**REQUIRED ACTION:** Continue the passage on wild immunology and bat immune systems from where it stops, keeping its style and subject.

**EXTRACT TO READ:**

= = = =

An effective but largely unrealized complement to traditional immunology is to embrace natural variation in genes and the environment by studying animals in natural settings. These “wild immunology” studies can provide insights into ancient immunological defences and the evolution of the immune system, and has the potential to drive innovation for human and veterinary medicine. The explosion of published genomes from alpaca (Vicugna pacos) to zebra fish (Danio rerio) and the plummeting cost of genome and transcriptome sequencing facilitates the development of species-specific reagents that makes it no longer necessary to focus on the few well-characterized model organisms.
Another reason for immunologists to venture into wild immunology is that 60% of emerging infectious diseases are zoonoses, with over 70% of these zoonotic diseases originating in wildlife. Infections causing SARS, ebola and rabies usually lead to severe disease in humans but are asymptomatic in reservoir species such as bats. Despite the relevance of bats to global health, relatively little is known about bat immunology. Studying animal reservoirs of pathogens that cause human infections could provide clues for treatment or prevention of disease in humans and wildlife.

= = = =

**SUPPLIED ENTRIES:**

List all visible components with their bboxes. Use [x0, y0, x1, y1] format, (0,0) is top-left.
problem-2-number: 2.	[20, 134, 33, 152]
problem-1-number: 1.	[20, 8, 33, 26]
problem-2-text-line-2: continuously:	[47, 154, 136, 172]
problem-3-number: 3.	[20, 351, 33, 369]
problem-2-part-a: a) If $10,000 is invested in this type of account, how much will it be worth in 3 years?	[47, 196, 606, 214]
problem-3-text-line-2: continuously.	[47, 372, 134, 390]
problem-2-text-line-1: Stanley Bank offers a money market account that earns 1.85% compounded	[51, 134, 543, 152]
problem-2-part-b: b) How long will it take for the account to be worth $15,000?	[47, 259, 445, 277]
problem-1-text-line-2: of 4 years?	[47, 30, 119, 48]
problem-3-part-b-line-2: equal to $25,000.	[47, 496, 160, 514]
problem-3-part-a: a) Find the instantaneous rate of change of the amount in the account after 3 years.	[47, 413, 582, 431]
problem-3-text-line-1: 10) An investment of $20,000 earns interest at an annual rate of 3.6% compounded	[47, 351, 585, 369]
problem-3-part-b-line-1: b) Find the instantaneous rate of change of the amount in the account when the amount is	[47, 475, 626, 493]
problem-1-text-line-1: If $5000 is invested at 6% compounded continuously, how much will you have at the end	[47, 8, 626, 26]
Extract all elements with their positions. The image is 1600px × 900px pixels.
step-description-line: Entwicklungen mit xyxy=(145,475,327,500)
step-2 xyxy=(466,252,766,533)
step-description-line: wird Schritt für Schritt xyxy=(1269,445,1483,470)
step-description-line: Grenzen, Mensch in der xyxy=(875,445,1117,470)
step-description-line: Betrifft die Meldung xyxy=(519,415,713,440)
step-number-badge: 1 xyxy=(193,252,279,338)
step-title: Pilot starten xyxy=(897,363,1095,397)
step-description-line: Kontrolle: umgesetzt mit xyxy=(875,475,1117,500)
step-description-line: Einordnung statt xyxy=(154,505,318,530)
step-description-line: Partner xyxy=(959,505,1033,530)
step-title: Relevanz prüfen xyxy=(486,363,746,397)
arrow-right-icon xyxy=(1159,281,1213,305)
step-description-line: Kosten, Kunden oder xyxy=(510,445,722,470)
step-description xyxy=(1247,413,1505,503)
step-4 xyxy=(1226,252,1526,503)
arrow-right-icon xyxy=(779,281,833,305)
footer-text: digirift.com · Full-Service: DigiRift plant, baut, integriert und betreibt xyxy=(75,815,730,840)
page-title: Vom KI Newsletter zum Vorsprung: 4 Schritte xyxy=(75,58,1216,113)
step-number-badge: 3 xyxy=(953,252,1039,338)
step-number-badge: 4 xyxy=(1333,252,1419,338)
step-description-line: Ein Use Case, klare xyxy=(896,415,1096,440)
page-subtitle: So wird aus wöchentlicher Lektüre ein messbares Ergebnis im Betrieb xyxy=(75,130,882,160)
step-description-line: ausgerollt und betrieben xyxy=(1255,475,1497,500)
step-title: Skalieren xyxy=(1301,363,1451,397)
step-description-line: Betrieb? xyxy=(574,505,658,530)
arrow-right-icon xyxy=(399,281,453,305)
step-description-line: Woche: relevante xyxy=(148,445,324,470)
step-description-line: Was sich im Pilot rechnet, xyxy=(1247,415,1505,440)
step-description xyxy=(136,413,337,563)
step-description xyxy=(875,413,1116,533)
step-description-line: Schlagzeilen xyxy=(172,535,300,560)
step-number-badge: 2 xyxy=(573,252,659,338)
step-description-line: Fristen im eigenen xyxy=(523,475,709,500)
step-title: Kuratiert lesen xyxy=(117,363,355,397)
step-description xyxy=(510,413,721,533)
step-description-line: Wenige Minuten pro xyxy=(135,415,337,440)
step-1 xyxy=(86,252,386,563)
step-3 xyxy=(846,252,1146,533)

= = = =

**EXERCISE RESULT:**
The focus of this research topic is to move beyond simple immunological assays and drill down into the precise cellular and molecular mechanisms that direct immune responses, concentrating on how natural models can be used to uncover deep-rooted immunological defences. The key questions to address are: Which molecules and pathways are conserved across species? Which molecules and pathways are exploited by pathogens to cause disease? What methods can be broadly used or readily adapted for wild immunology? How does co-infection and exposure to a dynamic environment affect immunity?
This research topic is intended to complement traditional immunology research with studies that have ventured out of the lab to tackle immunology amid the complexity of the real world. The answers to long-standing questions are likely out there, we just need to ask the right questions and look in the right places. We are looking forward to an enlightening and thought-provoking discussion of wild immunology on the topics of transcriptomics and genomics, checkpoint molecules, microbiota, long-term field studies, wild rodents, and veterinary medicine, and the evolution of the immune system.